* Supplied information:
-------

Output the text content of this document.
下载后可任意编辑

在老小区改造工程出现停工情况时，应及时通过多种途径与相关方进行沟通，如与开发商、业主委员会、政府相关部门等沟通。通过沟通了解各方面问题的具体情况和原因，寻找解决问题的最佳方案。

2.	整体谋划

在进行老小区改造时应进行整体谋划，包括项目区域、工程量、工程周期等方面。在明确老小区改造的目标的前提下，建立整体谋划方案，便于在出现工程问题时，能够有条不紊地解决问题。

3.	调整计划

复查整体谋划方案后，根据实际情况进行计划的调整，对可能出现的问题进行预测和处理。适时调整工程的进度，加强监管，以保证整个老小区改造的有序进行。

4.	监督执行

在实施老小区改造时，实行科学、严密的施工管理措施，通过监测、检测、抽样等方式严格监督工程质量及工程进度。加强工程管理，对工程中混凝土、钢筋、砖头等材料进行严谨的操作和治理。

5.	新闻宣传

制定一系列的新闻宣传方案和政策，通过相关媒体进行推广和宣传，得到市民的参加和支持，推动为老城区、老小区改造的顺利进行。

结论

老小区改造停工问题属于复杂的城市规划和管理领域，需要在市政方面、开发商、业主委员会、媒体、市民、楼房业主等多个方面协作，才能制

-------

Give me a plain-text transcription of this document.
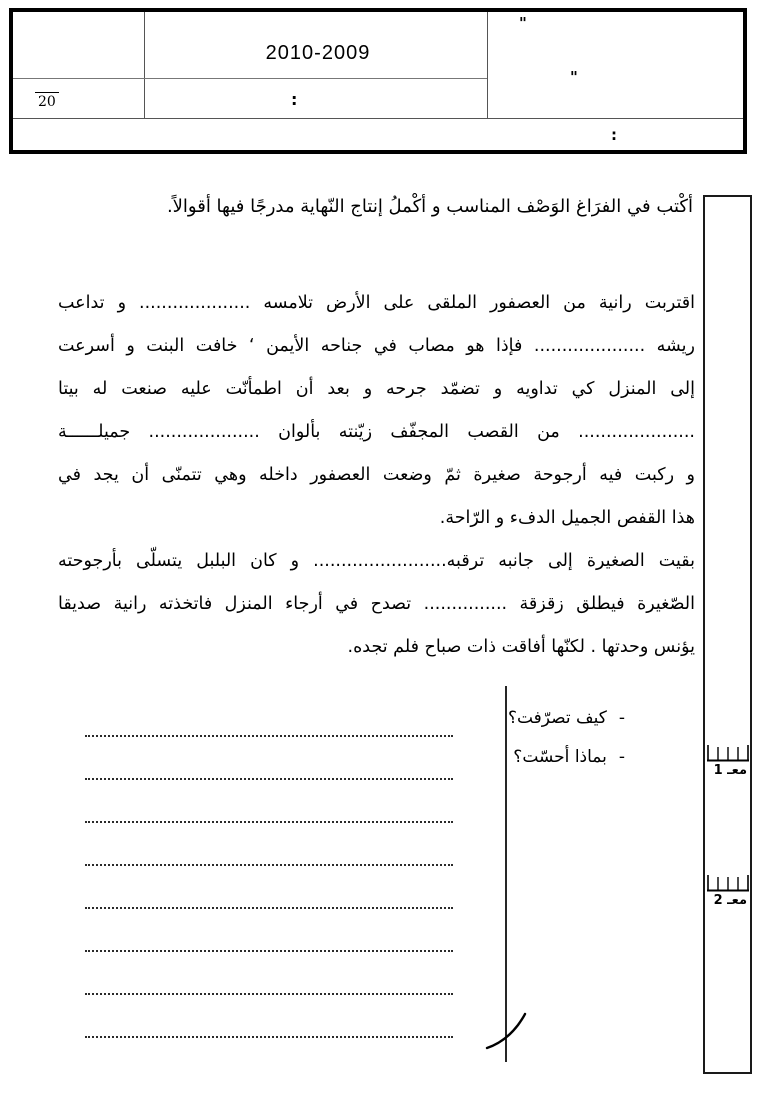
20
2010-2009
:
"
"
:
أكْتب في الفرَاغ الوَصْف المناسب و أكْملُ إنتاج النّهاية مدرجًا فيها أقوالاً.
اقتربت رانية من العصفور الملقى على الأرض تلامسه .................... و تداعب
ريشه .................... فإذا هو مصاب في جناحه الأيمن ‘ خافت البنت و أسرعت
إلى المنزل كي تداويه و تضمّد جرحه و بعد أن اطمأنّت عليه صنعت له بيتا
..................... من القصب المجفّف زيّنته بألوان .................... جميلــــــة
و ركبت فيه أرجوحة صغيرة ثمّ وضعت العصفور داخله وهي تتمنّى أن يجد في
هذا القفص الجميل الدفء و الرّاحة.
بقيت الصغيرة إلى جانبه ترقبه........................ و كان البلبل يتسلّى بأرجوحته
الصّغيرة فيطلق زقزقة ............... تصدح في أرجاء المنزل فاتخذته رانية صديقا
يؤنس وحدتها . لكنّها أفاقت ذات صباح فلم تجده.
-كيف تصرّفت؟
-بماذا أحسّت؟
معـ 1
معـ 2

-------

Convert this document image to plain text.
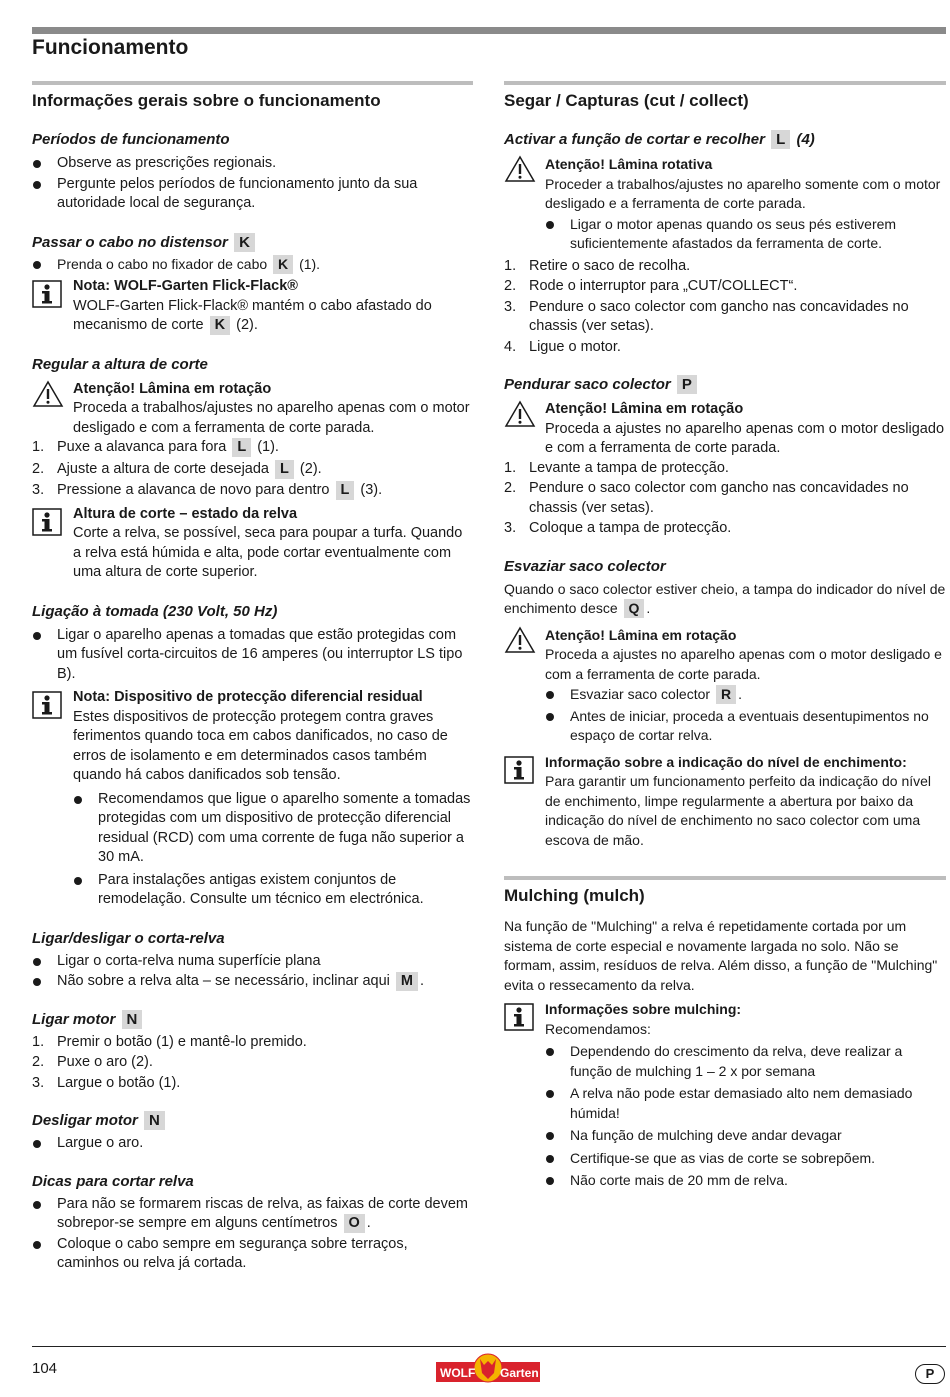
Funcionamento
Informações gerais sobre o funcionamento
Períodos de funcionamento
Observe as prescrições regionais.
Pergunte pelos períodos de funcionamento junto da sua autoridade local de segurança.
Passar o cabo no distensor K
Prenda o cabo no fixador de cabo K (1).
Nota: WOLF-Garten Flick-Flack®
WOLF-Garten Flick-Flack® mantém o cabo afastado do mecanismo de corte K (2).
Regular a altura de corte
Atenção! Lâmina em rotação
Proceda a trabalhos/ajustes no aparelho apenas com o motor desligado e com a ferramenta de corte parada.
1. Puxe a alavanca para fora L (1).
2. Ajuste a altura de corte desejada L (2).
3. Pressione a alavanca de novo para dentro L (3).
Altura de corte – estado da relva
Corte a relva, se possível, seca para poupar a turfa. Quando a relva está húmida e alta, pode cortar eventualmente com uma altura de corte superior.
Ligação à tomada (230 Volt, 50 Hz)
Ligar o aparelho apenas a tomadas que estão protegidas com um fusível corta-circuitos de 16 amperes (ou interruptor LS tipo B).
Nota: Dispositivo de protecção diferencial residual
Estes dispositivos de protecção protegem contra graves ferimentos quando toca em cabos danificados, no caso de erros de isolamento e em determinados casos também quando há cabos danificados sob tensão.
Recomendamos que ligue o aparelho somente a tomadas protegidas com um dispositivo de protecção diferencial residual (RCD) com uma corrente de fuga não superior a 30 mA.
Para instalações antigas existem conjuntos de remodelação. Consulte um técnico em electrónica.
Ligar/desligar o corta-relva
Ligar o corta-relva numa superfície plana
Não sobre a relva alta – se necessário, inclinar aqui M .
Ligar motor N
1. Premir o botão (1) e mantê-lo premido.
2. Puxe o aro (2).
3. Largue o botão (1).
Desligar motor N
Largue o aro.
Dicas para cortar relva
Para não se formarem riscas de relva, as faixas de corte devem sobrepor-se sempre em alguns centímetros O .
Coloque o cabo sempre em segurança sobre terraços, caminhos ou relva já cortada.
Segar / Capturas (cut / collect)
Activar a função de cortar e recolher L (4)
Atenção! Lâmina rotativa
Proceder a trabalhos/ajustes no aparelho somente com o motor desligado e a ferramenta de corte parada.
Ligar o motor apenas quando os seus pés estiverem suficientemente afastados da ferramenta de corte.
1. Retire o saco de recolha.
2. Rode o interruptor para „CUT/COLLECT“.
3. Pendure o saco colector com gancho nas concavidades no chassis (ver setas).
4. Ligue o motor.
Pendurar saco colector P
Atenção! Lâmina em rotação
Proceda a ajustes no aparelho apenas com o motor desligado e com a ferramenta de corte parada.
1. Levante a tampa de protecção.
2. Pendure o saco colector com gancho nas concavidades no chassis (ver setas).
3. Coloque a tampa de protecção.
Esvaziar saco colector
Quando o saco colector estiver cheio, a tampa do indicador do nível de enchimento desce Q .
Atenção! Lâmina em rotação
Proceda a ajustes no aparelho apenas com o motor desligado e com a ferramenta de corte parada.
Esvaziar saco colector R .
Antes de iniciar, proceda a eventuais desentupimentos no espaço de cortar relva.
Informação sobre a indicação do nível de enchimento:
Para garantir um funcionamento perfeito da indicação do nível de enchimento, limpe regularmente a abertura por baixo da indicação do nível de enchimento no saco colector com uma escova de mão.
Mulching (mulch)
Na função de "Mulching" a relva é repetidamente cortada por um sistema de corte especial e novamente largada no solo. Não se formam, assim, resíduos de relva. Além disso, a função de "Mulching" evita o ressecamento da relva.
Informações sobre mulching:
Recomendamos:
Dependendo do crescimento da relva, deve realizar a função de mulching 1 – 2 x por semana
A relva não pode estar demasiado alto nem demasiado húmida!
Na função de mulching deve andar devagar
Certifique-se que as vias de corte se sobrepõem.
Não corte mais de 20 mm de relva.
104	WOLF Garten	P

-------

* Task goal:
Scan the material above for the string "motor" and return the lines that hold it.

* Solution for this task:
Proceda a trabalhos/ajustes no aparelho apenas com o motor desligado e com a ferramenta de corte parada.
Ligar motor N
Desligar motor N
Proceder a trabalhos/ajustes no aparelho somente com o motor desligado e a ferramenta de corte parada.
Ligar o motor apenas quando os seus pés estiverem suficientemente afastados da ferramenta de corte.
4. Ligue o motor.
Proceda a ajustes no aparelho apenas com o motor desligado e com a ferramenta de corte parada.
Proceda a ajustes no aparelho apenas com o motor desligado e com a ferramenta de corte parada.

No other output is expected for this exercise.